● Task to carry out
Can you give all the records again without altering a single character?

● Dataset excerpt
>> start
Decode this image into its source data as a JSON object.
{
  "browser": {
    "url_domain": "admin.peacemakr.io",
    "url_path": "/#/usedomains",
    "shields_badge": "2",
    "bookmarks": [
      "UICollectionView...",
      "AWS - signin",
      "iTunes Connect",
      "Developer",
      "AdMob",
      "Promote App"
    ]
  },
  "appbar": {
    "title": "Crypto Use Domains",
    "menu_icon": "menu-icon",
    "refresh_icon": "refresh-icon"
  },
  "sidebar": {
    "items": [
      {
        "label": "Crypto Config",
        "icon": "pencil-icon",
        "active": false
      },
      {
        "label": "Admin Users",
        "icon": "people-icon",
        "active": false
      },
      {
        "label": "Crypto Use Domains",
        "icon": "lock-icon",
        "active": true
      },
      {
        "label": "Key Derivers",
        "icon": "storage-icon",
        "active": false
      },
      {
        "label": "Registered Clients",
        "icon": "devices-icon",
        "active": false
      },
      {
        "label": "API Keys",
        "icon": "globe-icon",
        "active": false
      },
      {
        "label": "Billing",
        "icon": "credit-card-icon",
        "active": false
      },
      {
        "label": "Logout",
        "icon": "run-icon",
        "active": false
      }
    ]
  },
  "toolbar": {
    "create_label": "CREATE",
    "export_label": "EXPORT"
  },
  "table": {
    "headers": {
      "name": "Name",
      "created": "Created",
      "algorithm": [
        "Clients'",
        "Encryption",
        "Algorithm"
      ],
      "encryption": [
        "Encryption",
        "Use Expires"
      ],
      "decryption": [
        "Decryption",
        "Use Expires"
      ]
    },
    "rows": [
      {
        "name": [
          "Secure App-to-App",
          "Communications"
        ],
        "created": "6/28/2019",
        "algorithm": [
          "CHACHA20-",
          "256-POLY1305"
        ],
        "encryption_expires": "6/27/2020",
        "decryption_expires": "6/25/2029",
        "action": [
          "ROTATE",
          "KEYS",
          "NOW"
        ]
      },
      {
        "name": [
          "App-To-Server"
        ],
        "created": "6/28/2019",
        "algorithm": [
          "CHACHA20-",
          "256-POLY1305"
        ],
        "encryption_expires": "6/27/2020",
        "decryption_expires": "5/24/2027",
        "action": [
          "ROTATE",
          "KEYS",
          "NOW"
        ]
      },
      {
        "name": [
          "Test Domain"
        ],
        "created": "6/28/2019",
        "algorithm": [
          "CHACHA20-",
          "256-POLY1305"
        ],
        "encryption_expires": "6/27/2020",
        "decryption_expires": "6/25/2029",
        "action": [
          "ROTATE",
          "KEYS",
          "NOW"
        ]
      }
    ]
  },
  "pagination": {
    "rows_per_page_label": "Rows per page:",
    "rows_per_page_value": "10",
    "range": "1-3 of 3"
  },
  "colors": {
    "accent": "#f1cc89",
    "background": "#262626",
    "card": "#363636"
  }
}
>> end
● Answer
Decode this image into its source data as a JSON object.
{
  "browser": {
    "url_domain": "admin.peacemakr.io",
    "url_path": "/#/usedomains",
    "shields_badge": "2",
    "bookmarks": [
      "UICollectionView...",
      "AWS - signin",
      "iTunes Connect",
      "Developer",
      "AdMob",
      "Promote App"
    ]
  },
  "appbar": {
    "title": "Crypto Use Domains",
    "menu_icon": "menu-icon",
    "refresh_icon": "refresh-icon"
  },
  "sidebar": {
    "items": [
      {
        "label": "Crypto Config",
        "icon": "pencil-icon",
        "active": false
      },
      {
        "label": "Admin Users",
        "icon": "people-icon",
        "active": false
      },
      {
        "label": "Crypto Use Domains",
        "icon": "lock-icon",
        "active": true
      },
      {
        "label": "Key Derivers",
        "icon": "storage-icon",
        "active": false
      },
      {
        "label": "Registered Clients",
        "icon": "devices-icon",
        "active": false
      },
      {
        "label": "API Keys",
        "icon": "globe-icon",
        "active": false
      },
      {
        "label": "Billing",
        "icon": "credit-card-icon",
        "active": false
      },
      {
        "label": "Logout",
        "icon": "run-icon",
        "active": false
      }
    ]
  },
  "toolbar": {
    "create_label": "CREATE",
    "export_label": "EXPORT"
  },
  "table": {
    "headers": {
      "name": "Name",
      "created": "Created",
      "algorithm": [
        "Clients'",
        "Encryption",
        "Algorithm"
      ],
      "encryption": [
        "Encryption",
        "Use Expires"
      ],
      "decryption": [
        "Decryption",
        "Use Expires"
      ]
    },
    "rows": [
      {
        "name": [
          "Secure App-to-App",
          "Communications"
        ],
        "created": "6/28/2019",
        "algorithm": [
          "CHACHA20-",
          "256-POLY1305"
        ],
        "encryption_expires": "6/27/2020",
        "decryption_expires": "6/25/2029",
        "action": [
          "ROTATE",
          "KEYS",
          "NOW"
        ]
      },
      {
        "name": [
          "App-To-Server"
        ],
        "created": "6/28/2019",
        "algorithm": [
          "CHACHA20-",
          "256-POLY1305"
        ],
        "encryption_expires": "6/27/2020",
        "decryption_expires": "5/24/2027",
        "action": [
          "ROTATE",
          "KEYS",
          "NOW"
        ]
      },
      {
        "name": [
          "Test Domain"
        ],
        "created": "6/28/2019",
        "algorithm": [
          "CHACHA20-",
          "256-POLY1305"
        ],
        "encryption_expires": "6/27/2020",
        "decryption_expires": "6/25/2029",
        "action": [
          "ROTATE",
          "KEYS",
          "NOW"
        ]
      }
    ]
  },
  "pagination": {
    "rows_per_page_label": "Rows per page:",
    "rows_per_page_value": "10",
    "range": "1-3 of 3"
  },
  "colors": {
    "accent": "#f1cc89",
    "background": "#262626",
    "card": "#363636"
  }
}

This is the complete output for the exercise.